** START OF Data provided **
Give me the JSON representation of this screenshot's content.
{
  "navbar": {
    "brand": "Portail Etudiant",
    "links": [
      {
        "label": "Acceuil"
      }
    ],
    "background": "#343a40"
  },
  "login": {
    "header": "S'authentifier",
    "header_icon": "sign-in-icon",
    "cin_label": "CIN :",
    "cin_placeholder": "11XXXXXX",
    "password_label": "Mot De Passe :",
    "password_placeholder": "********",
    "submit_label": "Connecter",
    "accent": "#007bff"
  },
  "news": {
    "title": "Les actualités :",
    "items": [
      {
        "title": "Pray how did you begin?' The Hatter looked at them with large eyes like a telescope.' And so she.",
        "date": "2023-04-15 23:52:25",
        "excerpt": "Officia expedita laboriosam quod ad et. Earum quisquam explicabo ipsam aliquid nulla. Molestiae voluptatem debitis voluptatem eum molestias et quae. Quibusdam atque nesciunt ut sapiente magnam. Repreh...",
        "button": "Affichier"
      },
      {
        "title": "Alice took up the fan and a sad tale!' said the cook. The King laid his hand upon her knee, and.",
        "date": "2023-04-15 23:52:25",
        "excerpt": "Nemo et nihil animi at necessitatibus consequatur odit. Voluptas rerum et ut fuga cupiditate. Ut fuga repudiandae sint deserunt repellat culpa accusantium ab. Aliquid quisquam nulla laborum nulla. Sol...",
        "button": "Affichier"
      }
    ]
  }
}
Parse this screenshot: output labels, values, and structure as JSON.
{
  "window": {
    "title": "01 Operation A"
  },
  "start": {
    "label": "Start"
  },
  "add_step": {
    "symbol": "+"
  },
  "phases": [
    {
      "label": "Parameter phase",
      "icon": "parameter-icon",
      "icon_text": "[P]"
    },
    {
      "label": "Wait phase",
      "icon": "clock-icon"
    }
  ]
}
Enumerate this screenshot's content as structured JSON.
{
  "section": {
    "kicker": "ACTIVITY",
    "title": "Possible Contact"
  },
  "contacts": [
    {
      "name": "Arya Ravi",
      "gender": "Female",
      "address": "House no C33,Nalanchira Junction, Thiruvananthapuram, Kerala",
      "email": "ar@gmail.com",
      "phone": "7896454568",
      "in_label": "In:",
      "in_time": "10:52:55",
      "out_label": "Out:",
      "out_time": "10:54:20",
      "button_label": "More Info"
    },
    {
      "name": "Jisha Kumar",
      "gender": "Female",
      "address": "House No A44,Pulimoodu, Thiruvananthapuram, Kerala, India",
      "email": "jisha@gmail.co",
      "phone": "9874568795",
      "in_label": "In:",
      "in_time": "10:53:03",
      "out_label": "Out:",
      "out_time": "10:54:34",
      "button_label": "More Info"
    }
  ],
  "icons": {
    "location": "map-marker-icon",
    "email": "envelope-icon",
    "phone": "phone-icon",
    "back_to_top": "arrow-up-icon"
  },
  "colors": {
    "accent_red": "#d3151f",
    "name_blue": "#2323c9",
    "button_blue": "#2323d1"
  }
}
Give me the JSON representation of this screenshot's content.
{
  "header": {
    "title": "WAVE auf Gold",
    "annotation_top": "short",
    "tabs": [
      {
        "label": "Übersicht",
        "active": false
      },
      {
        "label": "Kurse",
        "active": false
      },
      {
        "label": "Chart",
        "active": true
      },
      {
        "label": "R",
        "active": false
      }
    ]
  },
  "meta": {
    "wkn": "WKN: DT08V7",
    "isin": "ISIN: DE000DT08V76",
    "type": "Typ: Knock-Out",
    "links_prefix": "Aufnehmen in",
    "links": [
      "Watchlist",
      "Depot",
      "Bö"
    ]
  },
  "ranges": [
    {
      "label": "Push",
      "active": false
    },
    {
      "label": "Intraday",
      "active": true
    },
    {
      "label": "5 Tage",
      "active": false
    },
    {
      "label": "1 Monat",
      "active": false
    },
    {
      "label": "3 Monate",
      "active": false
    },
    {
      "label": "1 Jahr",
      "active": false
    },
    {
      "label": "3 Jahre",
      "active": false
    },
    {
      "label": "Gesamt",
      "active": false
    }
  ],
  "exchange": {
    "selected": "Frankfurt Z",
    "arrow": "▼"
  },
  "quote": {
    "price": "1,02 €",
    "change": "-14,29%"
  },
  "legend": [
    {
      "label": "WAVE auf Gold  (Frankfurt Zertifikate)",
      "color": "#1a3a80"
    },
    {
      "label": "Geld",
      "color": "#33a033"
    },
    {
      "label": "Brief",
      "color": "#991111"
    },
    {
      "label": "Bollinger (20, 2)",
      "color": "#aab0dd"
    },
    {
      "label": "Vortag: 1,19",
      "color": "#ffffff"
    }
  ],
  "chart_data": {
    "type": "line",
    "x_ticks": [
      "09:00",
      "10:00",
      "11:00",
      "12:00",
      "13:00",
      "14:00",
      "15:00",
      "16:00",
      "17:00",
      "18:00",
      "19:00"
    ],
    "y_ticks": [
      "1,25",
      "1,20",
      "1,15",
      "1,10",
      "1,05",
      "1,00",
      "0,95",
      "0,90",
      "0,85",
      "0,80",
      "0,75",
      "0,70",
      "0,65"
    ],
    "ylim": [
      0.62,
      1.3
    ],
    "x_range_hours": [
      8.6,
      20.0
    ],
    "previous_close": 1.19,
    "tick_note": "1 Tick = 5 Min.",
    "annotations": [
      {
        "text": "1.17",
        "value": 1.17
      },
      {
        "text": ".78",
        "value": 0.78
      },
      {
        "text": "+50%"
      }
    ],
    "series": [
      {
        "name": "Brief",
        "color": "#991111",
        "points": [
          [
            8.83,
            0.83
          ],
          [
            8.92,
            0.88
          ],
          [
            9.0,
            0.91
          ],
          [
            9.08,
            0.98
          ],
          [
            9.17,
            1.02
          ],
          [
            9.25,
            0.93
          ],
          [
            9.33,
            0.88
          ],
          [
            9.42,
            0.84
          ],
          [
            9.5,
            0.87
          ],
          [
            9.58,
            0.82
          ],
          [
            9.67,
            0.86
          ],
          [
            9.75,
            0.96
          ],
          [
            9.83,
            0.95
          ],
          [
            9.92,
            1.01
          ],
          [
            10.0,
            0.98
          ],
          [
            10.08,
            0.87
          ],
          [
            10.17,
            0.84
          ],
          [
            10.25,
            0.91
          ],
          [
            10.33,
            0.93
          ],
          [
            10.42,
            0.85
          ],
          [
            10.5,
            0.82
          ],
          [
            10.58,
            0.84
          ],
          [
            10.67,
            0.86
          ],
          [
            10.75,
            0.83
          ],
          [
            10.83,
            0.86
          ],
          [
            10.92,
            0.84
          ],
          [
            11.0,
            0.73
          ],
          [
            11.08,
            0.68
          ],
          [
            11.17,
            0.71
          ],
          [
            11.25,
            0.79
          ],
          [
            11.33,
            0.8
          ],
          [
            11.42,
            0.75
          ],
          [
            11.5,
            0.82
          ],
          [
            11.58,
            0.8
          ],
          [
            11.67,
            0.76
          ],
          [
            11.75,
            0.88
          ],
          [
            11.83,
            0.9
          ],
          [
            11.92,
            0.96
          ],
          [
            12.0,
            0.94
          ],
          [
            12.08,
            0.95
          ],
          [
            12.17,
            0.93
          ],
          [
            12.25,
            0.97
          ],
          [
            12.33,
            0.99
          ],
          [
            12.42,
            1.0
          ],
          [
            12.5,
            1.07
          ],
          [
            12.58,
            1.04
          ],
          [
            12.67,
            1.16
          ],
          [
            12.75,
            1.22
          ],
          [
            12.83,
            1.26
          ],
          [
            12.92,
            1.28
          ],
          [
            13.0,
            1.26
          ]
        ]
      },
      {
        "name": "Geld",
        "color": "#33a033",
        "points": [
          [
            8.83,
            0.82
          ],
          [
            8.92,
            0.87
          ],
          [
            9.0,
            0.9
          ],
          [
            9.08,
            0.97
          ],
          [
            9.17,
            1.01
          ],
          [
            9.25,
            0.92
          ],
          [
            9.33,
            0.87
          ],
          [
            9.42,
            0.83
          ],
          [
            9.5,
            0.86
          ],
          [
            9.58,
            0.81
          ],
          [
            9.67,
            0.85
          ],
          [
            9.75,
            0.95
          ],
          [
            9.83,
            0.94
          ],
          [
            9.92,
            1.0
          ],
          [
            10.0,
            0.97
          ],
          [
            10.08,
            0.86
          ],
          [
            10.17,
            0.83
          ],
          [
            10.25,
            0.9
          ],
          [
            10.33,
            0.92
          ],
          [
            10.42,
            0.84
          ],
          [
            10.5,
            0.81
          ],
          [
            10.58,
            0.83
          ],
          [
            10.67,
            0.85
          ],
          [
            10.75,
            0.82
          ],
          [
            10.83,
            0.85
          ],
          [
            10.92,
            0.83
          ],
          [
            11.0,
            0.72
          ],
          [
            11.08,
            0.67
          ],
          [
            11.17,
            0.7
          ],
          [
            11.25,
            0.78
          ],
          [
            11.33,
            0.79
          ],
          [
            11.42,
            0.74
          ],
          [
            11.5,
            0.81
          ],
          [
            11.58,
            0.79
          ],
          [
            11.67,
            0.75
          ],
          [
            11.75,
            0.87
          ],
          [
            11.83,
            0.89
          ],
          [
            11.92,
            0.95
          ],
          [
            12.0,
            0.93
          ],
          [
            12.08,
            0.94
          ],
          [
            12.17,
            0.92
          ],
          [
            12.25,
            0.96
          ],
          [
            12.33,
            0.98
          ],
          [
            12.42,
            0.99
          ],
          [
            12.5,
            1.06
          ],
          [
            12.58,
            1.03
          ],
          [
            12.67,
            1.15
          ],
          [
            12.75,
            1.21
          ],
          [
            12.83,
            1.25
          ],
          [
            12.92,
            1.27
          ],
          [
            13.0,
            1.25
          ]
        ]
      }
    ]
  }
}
** END OF Data provided **
[Goal]
Give only a number: how many lines of the data hold the string "phone"?

[Complete response]
3